▶ **Request**
Your job is to restate each entry word for word.
##########
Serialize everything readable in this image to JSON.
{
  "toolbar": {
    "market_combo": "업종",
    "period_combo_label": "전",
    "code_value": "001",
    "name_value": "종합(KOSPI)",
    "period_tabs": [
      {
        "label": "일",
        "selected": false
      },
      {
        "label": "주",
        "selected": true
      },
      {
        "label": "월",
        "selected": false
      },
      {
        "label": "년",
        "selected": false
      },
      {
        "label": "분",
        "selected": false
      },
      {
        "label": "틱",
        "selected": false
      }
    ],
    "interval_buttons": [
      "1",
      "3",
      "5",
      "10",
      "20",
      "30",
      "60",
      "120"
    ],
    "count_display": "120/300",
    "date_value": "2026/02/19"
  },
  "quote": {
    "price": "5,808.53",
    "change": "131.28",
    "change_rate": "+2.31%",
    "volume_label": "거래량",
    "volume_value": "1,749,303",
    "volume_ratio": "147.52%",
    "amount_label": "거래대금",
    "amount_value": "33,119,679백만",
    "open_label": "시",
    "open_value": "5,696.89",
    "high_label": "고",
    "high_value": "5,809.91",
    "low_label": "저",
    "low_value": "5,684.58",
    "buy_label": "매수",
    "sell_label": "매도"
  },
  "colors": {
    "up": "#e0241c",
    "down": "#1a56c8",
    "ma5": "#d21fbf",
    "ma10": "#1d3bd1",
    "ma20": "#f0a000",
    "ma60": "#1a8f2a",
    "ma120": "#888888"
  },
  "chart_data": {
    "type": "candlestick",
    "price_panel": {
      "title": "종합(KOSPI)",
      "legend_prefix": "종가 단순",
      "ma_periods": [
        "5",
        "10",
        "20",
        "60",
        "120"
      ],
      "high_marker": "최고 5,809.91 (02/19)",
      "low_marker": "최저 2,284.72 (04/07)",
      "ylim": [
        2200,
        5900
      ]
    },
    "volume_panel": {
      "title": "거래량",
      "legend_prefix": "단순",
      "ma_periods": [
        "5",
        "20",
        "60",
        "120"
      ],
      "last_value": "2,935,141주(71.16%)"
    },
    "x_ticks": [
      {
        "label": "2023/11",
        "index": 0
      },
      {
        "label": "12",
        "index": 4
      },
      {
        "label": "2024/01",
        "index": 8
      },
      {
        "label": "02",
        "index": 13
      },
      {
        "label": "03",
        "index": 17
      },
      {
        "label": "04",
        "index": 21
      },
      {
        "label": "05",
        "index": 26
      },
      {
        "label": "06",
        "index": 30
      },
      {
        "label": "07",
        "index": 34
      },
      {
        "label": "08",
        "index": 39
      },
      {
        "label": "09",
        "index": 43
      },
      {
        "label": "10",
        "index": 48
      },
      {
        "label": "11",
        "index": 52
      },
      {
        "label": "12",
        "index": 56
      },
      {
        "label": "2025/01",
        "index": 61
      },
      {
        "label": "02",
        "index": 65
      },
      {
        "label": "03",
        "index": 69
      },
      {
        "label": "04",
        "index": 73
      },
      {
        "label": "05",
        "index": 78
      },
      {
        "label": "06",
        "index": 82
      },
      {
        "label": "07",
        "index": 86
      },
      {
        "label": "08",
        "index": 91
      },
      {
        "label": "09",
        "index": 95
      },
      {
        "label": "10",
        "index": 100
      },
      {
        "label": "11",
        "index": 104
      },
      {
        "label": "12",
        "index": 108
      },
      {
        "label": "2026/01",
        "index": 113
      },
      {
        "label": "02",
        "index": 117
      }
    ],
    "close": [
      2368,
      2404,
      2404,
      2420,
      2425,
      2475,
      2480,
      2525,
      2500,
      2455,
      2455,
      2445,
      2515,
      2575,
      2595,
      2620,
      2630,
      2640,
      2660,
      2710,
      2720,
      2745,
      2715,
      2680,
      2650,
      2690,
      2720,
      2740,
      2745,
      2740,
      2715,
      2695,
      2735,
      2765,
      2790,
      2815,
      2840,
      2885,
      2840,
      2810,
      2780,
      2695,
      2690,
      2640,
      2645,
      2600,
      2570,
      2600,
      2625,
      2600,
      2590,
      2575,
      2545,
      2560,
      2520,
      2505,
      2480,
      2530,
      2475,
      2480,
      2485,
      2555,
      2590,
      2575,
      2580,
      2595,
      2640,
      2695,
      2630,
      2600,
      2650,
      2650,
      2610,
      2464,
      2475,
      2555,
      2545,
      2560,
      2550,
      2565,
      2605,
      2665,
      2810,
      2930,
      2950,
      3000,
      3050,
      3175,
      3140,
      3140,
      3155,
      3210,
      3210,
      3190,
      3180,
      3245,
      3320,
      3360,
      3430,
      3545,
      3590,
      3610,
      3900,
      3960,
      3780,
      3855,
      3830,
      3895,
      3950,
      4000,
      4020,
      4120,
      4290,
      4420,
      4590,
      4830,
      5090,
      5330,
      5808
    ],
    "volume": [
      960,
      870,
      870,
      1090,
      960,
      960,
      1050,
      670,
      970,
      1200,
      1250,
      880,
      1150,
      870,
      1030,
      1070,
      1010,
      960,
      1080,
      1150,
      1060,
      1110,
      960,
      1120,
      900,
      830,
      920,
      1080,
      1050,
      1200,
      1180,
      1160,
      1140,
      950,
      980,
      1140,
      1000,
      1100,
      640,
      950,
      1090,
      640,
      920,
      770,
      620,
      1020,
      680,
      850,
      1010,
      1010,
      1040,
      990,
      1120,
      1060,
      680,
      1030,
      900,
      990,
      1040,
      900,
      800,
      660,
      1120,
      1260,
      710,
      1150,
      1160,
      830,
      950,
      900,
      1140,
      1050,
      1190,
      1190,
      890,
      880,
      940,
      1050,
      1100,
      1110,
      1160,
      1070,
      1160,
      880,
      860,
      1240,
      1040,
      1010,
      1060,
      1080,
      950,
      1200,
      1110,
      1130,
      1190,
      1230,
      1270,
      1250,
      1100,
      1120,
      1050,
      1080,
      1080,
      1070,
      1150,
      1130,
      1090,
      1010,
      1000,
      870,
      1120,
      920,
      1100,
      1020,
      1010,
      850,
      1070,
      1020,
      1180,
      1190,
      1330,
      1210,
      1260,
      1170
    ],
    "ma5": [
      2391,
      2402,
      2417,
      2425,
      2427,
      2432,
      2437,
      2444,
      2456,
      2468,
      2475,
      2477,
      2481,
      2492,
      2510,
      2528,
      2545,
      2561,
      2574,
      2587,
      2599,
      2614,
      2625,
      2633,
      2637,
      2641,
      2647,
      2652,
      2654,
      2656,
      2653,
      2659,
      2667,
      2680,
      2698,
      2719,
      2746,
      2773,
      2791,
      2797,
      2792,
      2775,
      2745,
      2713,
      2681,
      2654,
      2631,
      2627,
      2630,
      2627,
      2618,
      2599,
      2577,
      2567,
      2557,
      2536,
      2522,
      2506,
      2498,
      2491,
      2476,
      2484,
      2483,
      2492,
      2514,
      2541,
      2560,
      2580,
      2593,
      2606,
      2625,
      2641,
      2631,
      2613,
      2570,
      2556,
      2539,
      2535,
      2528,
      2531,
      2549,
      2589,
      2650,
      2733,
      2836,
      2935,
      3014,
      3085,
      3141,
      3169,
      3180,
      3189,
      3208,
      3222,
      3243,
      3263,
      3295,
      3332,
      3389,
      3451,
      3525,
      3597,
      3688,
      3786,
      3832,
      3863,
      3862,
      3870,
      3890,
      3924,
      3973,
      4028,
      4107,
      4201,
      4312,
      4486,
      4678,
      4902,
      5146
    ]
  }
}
##########
▶ **Worked answer**
Serialize everything readable in this image to JSON.
{
  "toolbar": {
    "market_combo": "업종",
    "period_combo_label": "전",
    "code_value": "001",
    "name_value": "종합(KOSPI)",
    "period_tabs": [
      {
        "label": "일",
        "selected": false
      },
      {
        "label": "주",
        "selected": true
      },
      {
        "label": "월",
        "selected": false
      },
      {
        "label": "년",
        "selected": false
      },
      {
        "label": "분",
        "selected": false
      },
      {
        "label": "틱",
        "selected": false
      }
    ],
    "interval_buttons": [
      "1",
      "3",
      "5",
      "10",
      "20",
      "30",
      "60",
      "120"
    ],
    "count_display": "120/300",
    "date_value": "2026/02/19"
  },
  "quote": {
    "price": "5,808.53",
    "change": "131.28",
    "change_rate": "+2.31%",
    "volume_label": "거래량",
    "volume_value": "1,749,303",
    "volume_ratio": "147.52%",
    "amount_label": "거래대금",
    "amount_value": "33,119,679백만",
    "open_label": "시",
    "open_value": "5,696.89",
    "high_label": "고",
    "high_value": "5,809.91",
    "low_label": "저",
    "low_value": "5,684.58",
    "buy_label": "매수",
    "sell_label": "매도"
  },
  "colors": {
    "up": "#e0241c",
    "down": "#1a56c8",
    "ma5": "#d21fbf",
    "ma10": "#1d3bd1",
    "ma20": "#f0a000",
    "ma60": "#1a8f2a",
    "ma120": "#888888"
  },
  "chart_data": {
    "type": "candlestick",
    "price_panel": {
      "title": "종합(KOSPI)",
      "legend_prefix": "종가 단순",
      "ma_periods": [
        "5",
        "10",
        "20",
        "60",
        "120"
      ],
      "high_marker": "최고 5,809.91 (02/19)",
      "low_marker": "최저 2,284.72 (04/07)",
      "ylim": [
        2200,
        5900
      ]
    },
    "volume_panel": {
      "title": "거래량",
      "legend_prefix": "단순",
      "ma_periods": [
        "5",
        "20",
        "60",
        "120"
      ],
      "last_value": "2,935,141주(71.16%)"
    },
    "x_ticks": [
      {
        "label": "2023/11",
        "index": 0
      },
      {
        "label": "12",
        "index": 4
      },
      {
        "label": "2024/01",
        "index": 8
      },
      {
        "label": "02",
        "index": 13
      },
      {
        "label": "03",
        "index": 17
      },
      {
        "label": "04",
        "index": 21
      },
      {
        "label": "05",
        "index": 26
      },
      {
        "label": "06",
        "index": 30
      },
      {
        "label": "07",
        "index": 34
      },
      {
        "label": "08",
        "index": 39
      },
      {
        "label": "09",
        "index": 43
      },
      {
        "label": "10",
        "index": 48
      },
      {
        "label": "11",
        "index": 52
      },
      {
        "label": "12",
        "index": 56
      },
      {
        "label": "2025/01",
        "index": 61
      },
      {
        "label": "02",
        "index": 65
      },
      {
        "label": "03",
        "index": 69
      },
      {
        "label": "04",
        "index": 73
      },
      {
        "label": "05",
        "index": 78
      },
      {
        "label": "06",
        "index": 82
      },
      {
        "label": "07",
        "index": 86
      },
      {
        "label": "08",
        "index": 91
      },
      {
        "label": "09",
        "index": 95
      },
      {
        "label": "10",
        "index": 100
      },
      {
        "label": "11",
        "index": 104
      },
      {
        "label": "12",
        "index": 108
      },
      {
        "label": "2026/01",
        "index": 113
      },
      {
        "label": "02",
        "index": 117
      }
    ],
    "close": [
      2368,
      2404,
      2404,
      2420,
      2425,
      2475,
      2480,
      2525,
      2500,
      2455,
      2455,
      2445,
      2515,
      2575,
      2595,
      2620,
      2630,
      2640,
      2660,
      2710,
      2720,
      2745,
      2715,
      2680,
      2650,
      2690,
      2720,
      2740,
      2745,
      2740,
      2715,
      2695,
      2735,
      2765,
      2790,
      2815,
      2840,
      2885,
      2840,
      2810,
      2780,
      2695,
      2690,
      2640,
      2645,
      2600,
      2570,
      2600,
      2625,
      2600,
      2590,
      2575,
      2545,
      2560,
      2520,
      2505,
      2480,
      2530,
      2475,
      2480,
      2485,
      2555,
      2590,
      2575,
      2580,
      2595,
      2640,
      2695,
      2630,
      2600,
      2650,
      2650,
      2610,
      2464,
      2475,
      2555,
      2545,
      2560,
      2550,
      2565,
      2605,
      2665,
      2810,
      2930,
      2950,
      3000,
      3050,
      3175,
      3140,
      3140,
      3155,
      3210,
      3210,
      3190,
      3180,
      3245,
      3320,
      3360,
      3430,
      3545,
      3590,
      3610,
      3900,
      3960,
      3780,
      3855,
      3830,
      3895,
      3950,
      4000,
      4020,
      4120,
      4290,
      4420,
      4590,
      4830,
      5090,
      5330,
      5808
    ],
    "volume": [
      960,
      870,
      870,
      1090,
      960,
      960,
      1050,
      670,
      970,
      1200,
      1250,
      880,
      1150,
      870,
      1030,
      1070,
      1010,
      960,
      1080,
      1150,
      1060,
      1110,
      960,
      1120,
      900,
      830,
      920,
      1080,
      1050,
      1200,
      1180,
      1160,
      1140,
      950,
      980,
      1140,
      1000,
      1100,
      640,
      950,
      1090,
      640,
      920,
      770,
      620,
      1020,
      680,
      850,
      1010,
      1010,
      1040,
      990,
      1120,
      1060,
      680,
      1030,
      900,
      990,
      1040,
      900,
      800,
      660,
      1120,
      1260,
      710,
      1150,
      1160,
      830,
      950,
      900,
      1140,
      1050,
      1190,
      1190,
      890,
      880,
      940,
      1050,
      1100,
      1110,
      1160,
      1070,
      1160,
      880,
      860,
      1240,
      1040,
      1010,
      1060,
      1080,
      950,
      1200,
      1110,
      1130,
      1190,
      1230,
      1270,
      1250,
      1100,
      1120,
      1050,
      1080,
      1080,
      1070,
      1150,
      1130,
      1090,
      1010,
      1000,
      870,
      1120,
      920,
      1100,
      1020,
      1010,
      850,
      1070,
      1020,
      1180,
      1190,
      1330,
      1210,
      1260,
      1170
    ],
    "ma5": [
      2391,
      2402,
      2417,
      2425,
      2427,
      2432,
      2437,
      2444,
      2456,
      2468,
      2475,
      2477,
      2481,
      2492,
      2510,
      2528,
      2545,
      2561,
      2574,
      2587,
      2599,
      2614,
      2625,
      2633,
      2637,
      2641,
      2647,
      2652,
      2654,
      2656,
      2653,
      2659,
      2667,
      2680,
      2698,
      2719,
      2746,
      2773,
      2791,
      2797,
      2792,
      2775,
      2745,
      2713,
      2681,
      2654,
      2631,
      2627,
      2630,
      2627,
      2618,
      2599,
      2577,
      2567,
      2557,
      2536,
      2522,
      2506,
      2498,
      2491,
      2476,
      2484,
      2483,
      2492,
      2514,
      2541,
      2560,
      2580,
      2593,
      2606,
      2625,
      2641,
      2631,
      2613,
      2570,
      2556,
      2539,
      2535,
      2528,
      2531,
      2549,
      2589,
      2650,
      2733,
      2836,
      2935,
      3014,
      3085,
      3141,
      3169,
      3180,
      3189,
      3208,
      3222,
      3243,
      3263,
      3295,
      3332,
      3389,
      3451,
      3525,
      3597,
      3688,
      3786,
      3832,
      3863,
      3862,
      3870,
      3890,
      3924,
      3973,
      4028,
      4107,
      4201,
      4312,
      4486,
      4678,
      4902,
      5146
    ]
  }
}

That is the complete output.